== What this task involves ==
Lines holding the string "axis" are the ones to copy; find them all in the data.
+ + + +
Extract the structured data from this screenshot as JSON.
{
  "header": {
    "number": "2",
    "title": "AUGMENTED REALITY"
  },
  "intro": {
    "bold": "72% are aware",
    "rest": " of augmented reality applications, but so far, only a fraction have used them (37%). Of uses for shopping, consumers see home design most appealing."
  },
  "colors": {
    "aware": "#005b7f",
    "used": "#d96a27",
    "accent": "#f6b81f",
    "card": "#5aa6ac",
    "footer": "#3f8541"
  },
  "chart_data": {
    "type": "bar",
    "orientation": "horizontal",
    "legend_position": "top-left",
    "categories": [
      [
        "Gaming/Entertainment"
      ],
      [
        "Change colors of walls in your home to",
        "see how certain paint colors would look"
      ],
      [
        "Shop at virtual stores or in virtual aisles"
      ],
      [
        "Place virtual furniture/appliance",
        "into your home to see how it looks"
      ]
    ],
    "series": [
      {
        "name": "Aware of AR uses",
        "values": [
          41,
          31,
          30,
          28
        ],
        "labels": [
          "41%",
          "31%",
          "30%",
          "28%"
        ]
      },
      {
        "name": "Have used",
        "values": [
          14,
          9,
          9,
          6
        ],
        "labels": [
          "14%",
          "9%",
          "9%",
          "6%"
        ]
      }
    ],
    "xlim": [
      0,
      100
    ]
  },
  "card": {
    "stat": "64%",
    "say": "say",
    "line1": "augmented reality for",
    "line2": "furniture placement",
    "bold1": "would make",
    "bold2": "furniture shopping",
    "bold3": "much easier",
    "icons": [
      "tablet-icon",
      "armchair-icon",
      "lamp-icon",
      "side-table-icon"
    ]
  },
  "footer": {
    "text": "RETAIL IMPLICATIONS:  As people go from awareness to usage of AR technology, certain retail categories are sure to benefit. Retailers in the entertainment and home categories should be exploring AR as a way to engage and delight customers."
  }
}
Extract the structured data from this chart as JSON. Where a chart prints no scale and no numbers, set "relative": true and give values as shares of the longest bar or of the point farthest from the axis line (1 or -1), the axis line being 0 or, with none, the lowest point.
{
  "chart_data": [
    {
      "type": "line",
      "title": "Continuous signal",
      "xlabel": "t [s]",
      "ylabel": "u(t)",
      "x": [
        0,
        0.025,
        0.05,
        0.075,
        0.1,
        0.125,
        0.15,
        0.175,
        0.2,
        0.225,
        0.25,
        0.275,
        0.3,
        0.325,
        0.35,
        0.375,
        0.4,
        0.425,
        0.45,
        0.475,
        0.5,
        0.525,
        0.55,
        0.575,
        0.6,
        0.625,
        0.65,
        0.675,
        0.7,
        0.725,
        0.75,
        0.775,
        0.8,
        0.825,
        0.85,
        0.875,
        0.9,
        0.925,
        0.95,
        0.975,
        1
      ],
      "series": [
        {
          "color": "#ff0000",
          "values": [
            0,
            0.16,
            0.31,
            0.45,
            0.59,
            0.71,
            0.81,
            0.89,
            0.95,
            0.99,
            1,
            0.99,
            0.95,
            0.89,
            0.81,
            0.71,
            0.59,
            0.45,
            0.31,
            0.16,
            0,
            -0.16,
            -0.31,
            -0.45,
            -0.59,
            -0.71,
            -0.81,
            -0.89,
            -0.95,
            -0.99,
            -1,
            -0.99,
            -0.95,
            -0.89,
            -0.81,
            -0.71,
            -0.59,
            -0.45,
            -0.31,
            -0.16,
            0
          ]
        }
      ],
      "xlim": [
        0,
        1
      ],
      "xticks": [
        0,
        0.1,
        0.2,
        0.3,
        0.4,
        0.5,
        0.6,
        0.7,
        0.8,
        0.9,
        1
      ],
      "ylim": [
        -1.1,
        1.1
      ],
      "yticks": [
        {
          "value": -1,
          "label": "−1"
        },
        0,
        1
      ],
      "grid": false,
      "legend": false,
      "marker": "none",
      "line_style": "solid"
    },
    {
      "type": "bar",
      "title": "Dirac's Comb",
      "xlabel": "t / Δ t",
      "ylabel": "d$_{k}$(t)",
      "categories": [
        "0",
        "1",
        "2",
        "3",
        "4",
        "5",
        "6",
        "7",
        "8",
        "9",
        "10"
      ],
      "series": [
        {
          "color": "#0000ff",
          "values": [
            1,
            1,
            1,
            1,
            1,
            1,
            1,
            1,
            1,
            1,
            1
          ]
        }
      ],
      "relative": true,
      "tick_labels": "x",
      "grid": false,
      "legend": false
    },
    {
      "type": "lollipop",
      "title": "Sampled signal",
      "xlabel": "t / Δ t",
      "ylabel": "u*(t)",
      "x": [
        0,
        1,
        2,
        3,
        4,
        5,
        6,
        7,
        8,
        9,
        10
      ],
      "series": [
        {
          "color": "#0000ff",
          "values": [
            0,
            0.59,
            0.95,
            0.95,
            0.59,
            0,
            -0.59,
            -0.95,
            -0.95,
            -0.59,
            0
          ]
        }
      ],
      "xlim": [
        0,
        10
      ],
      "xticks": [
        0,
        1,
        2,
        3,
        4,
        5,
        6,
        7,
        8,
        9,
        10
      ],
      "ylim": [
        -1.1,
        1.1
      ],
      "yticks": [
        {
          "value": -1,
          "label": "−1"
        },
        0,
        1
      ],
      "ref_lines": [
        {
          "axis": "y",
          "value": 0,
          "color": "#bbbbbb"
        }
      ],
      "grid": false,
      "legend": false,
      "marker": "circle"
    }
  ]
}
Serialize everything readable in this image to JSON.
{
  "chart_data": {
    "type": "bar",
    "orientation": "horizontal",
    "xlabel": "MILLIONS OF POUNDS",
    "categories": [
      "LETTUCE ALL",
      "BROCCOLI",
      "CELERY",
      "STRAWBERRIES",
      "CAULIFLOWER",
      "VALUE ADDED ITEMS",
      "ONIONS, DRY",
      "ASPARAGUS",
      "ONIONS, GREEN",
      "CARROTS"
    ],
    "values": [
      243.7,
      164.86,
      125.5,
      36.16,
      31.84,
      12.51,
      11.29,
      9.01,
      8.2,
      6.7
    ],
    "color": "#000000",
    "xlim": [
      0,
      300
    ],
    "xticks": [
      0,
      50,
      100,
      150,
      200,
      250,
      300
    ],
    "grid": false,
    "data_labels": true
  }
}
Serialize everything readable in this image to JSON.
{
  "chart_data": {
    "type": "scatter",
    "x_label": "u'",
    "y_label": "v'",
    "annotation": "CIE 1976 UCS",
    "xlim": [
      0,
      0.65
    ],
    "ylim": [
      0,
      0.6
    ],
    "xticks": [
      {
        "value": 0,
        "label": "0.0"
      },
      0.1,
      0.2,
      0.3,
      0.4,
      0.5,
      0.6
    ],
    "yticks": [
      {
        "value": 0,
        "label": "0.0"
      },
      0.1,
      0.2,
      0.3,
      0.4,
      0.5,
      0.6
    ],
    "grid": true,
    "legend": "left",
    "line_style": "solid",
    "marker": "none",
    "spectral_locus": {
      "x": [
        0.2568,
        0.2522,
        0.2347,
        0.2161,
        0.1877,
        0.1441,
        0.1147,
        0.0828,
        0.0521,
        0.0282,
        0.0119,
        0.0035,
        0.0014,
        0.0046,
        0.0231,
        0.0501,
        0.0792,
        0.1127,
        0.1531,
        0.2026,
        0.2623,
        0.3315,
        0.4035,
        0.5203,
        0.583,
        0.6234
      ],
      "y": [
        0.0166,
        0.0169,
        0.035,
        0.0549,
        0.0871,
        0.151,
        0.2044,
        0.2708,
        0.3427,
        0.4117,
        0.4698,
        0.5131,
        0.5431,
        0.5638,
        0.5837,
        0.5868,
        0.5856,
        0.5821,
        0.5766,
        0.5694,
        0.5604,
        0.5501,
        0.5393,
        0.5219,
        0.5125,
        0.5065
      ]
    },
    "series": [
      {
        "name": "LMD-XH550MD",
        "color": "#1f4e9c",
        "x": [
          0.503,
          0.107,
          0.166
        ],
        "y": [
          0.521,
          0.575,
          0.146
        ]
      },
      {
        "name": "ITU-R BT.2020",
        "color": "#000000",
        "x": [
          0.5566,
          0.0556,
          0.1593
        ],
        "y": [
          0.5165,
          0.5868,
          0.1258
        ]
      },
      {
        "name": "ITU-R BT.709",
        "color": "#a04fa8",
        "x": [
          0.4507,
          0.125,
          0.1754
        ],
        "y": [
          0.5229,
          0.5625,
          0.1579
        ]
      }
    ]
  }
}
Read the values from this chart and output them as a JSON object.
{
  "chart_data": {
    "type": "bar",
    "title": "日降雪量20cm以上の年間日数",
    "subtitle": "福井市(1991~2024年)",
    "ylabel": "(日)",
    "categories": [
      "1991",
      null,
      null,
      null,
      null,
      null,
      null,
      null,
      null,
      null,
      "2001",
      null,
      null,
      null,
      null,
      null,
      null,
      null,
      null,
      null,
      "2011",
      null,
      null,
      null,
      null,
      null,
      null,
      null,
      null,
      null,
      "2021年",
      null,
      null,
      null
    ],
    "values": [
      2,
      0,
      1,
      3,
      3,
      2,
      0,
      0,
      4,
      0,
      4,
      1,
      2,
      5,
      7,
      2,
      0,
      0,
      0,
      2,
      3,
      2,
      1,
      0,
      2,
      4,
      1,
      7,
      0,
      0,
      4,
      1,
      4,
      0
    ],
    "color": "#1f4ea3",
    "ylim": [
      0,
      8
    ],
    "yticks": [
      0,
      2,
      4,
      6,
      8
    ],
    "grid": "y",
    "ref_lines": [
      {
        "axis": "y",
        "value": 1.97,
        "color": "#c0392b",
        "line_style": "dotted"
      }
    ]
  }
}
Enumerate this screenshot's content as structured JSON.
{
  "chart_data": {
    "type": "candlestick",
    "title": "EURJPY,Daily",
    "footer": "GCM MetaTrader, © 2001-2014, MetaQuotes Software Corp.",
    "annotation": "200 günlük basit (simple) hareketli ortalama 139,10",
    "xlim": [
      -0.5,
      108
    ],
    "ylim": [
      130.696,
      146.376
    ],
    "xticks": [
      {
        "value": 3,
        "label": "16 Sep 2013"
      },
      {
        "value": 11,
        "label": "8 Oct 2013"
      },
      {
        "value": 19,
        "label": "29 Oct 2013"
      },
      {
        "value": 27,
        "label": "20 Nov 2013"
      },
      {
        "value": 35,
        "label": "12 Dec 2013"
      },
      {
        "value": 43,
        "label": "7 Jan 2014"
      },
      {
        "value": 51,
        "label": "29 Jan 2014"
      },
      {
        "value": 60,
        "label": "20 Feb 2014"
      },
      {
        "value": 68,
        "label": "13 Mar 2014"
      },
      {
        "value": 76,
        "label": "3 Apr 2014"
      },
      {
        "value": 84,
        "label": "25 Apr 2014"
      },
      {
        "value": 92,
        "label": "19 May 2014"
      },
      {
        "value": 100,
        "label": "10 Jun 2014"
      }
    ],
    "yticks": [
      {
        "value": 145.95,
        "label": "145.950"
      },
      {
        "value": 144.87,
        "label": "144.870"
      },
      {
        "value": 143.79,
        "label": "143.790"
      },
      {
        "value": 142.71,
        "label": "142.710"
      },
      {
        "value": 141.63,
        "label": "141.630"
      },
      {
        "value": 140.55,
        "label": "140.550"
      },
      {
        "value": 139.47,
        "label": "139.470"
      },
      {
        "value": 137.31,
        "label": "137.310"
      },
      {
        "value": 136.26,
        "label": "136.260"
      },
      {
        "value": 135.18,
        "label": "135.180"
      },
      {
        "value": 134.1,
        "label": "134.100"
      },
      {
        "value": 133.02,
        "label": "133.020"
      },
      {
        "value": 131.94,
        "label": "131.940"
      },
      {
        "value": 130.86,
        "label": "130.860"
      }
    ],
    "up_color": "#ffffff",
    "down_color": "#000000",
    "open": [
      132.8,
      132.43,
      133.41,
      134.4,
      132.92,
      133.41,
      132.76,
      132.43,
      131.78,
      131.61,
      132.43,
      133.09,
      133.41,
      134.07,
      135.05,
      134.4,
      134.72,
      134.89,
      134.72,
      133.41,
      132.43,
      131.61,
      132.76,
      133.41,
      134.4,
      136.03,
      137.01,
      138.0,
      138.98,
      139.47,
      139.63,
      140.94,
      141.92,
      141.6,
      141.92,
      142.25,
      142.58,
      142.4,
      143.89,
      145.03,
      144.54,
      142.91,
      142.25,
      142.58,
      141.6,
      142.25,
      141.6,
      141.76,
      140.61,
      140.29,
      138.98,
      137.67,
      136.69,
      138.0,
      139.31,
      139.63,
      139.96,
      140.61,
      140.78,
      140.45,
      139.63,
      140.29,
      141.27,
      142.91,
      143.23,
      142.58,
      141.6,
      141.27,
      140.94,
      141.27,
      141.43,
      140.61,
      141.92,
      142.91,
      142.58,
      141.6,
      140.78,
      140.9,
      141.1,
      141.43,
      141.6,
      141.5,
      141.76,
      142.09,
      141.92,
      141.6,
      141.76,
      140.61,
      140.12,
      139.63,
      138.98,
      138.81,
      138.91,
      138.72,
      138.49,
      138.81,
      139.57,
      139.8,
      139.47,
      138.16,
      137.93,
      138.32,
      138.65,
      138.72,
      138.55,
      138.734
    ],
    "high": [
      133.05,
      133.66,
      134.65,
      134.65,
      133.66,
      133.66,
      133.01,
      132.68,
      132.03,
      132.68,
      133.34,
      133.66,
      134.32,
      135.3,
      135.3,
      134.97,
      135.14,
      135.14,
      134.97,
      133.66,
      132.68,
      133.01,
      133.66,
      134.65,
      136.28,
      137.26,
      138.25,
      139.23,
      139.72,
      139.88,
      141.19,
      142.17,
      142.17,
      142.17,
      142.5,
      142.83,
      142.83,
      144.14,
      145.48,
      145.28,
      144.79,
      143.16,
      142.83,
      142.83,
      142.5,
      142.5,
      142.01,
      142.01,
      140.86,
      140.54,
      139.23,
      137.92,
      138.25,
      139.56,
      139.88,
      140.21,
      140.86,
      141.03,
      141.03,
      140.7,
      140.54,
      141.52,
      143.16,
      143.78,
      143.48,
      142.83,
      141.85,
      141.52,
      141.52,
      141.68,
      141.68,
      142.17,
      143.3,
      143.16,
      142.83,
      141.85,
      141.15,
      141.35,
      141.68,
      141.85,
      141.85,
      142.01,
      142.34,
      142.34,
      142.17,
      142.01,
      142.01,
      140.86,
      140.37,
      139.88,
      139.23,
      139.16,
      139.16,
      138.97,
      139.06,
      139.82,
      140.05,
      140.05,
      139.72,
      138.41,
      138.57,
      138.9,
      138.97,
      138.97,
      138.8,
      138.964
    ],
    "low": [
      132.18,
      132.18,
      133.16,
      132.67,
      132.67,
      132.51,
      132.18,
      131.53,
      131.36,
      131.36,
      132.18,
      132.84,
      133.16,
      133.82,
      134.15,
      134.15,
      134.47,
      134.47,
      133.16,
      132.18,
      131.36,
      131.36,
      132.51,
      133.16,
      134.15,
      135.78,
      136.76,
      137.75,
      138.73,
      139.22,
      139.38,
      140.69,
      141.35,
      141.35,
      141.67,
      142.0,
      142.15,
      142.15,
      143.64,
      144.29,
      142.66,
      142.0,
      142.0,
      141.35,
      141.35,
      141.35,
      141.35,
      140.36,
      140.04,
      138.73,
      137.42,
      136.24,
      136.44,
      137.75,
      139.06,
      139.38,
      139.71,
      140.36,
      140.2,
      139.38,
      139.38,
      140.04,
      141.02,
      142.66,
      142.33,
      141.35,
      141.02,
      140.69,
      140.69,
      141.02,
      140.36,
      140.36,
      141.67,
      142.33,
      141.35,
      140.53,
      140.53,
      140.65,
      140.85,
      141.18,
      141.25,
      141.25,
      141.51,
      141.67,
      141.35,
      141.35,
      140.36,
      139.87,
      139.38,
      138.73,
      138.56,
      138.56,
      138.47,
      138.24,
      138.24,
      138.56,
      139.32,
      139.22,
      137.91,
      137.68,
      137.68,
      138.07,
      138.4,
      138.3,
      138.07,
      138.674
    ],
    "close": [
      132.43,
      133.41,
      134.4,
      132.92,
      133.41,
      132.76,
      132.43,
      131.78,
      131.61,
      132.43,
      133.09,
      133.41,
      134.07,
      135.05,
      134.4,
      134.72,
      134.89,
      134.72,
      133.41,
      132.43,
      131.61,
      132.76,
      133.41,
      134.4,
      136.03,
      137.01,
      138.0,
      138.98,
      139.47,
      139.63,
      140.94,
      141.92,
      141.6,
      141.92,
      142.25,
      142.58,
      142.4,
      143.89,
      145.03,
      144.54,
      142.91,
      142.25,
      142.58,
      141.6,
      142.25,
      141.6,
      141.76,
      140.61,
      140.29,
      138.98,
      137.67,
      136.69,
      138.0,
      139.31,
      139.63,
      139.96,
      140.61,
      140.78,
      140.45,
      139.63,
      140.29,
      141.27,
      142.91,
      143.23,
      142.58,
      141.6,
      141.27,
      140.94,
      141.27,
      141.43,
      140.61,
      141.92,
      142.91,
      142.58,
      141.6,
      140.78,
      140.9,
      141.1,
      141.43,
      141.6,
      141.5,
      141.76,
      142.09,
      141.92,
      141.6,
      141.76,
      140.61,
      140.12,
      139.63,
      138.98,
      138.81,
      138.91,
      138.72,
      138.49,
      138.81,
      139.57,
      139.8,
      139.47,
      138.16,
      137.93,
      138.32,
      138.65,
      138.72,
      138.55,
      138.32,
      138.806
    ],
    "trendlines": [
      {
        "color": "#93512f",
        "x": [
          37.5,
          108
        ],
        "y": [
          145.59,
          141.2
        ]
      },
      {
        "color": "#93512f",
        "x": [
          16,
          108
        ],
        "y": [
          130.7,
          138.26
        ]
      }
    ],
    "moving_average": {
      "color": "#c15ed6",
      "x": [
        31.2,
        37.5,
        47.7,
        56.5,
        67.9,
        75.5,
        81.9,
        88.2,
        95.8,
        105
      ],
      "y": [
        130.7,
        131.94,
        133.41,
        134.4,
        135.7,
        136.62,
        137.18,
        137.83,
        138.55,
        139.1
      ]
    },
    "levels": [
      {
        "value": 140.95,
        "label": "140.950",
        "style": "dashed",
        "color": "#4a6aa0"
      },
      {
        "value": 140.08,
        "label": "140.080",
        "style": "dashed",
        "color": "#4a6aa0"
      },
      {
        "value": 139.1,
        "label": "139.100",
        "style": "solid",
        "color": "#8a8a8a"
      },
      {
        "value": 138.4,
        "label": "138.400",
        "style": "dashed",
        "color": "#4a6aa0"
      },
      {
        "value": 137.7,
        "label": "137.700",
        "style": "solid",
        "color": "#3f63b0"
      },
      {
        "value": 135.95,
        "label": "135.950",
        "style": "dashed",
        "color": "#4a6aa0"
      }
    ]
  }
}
+ + + +
== Exercise result ==
Extract the structured data from this chart as JSON. Where a chart prints no scale and no numbers, set "relative": true and give values as shares of the longest bar or of the point farthest from the axis line (1 or -1), the axis line being 0 or, with none, the lowest point.
          "axis": "y",
        "axis": "y",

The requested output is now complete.